▶ Assigned task:
The required output is a single number: how many lines of the material contain the string "Coordinate".

▶ Task inputs:
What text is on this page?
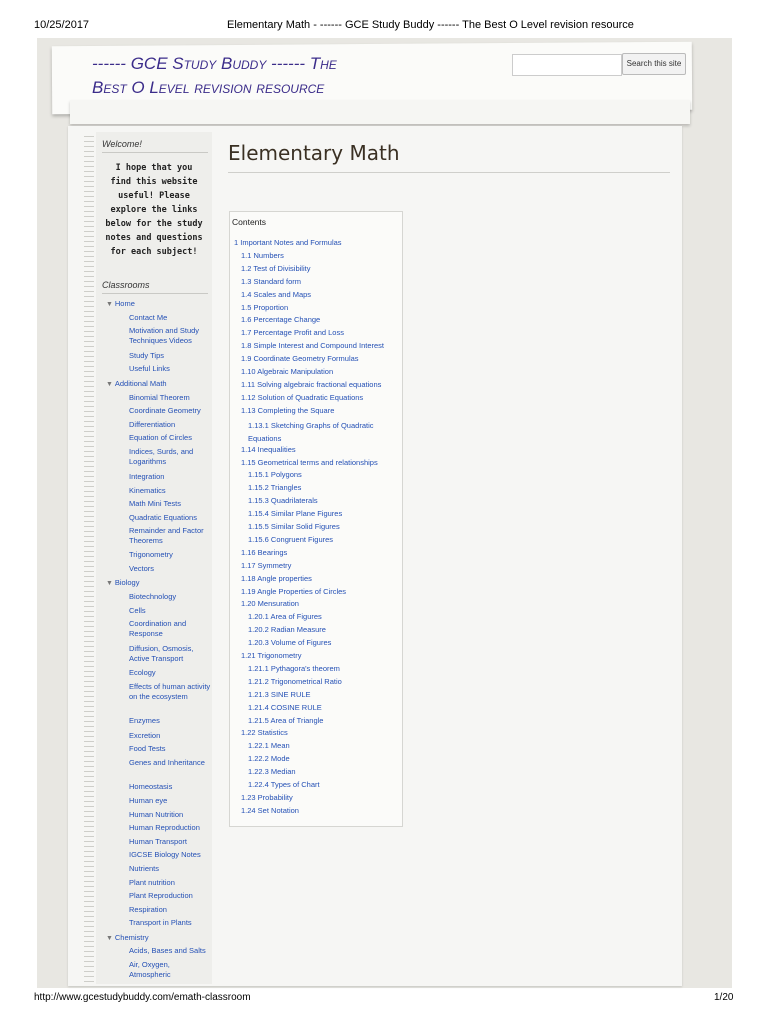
10/25/2017	Elementary Math - ------ GCE Study Buddy ------ The Best O Level revision resource
------ GCE Study Buddy ------ The
Best O Level revision resource
Search this site
Welcome!
I hope that you find this website useful! Please explore the links below for the study notes and questions for each subject!
Classrooms
▼ Home
Contact Me
Motivation and Study Techniques Videos
Study Tips
Useful Links
▼ Additional Math
Binomial Theorem
Coordinate Geometry
Differentiation
Equation of Circles
Indices, Surds, and Logarithms
Integration
Kinematics
Math Mini Tests
Quadratic Equations
Remainder and Factor Theorems
Trigonometry
Vectors
▼ Biology
Biotechnology
Cells
Coordination and Response
Diffusion, Osmosis, Active Transport
Ecology
Effects of human activity on the ecosystem
Enzymes
Excretion
Food Tests
Genes and Inheritance
Homeostasis
Human eye
Human Nutrition
Human Reproduction
Human Transport
IGCSE Biology Notes
Nutrients
Plant nutrition
Plant Reproduction
Respiration
Transport in Plants
▼ Chemistry
Acids, Bases and Salts
Air, Oxygen, Atmospheric
Elementary Math
Contents
1 Important Notes and Formulas
1.1 Numbers
1.2 Test of Divisibility
1.3 Standard form
1.4 Scales and Maps
1.5 Proportion
1.6 Percentage Change
1.7 Percentage Profit and Loss
1.8 Simple Interest and Compound Interest
1.9 Coordinate Geometry Formulas
1.10 Algebraic Manipulation
1.11 Solving algebraic fractional equations
1.12 Solution of Quadratic Equations
1.13 Completing the Square
1.13.1 Sketching Graphs of Quadratic Equations
1.14 Inequalities
1.15 Geometrical terms and relationships
1.15.1 Polygons
1.15.2 Triangles
1.15.3 Quadrilaterals
1.15.4 Similar Plane Figures
1.15.5 Similar Solid Figures
1.15.6 Congruent Figures
1.16 Bearings
1.17 Symmetry
1.18 Angle properties
1.19 Angle Properties of Circles
1.20 Mensuration
1.20.1 Area of Figures
1.20.2 Radian Measure
1.20.3 Volume of Figures
1.21 Trigonometry
1.21.1 Pythagora's theorem
1.21.2 Trigonometrical Ratio
1.21.3 SINE RULE
1.21.4 COSINE RULE
1.21.5 Area of Triangle
1.22 Statistics
1.22.1 Mean
1.22.2 Mode
1.22.3 Median
1.22.4 Types of Chart
1.23 Probability
1.24 Set Notation
http://www.gcestudybuddy.com/emath-classroom	1/20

▶ Reply:
2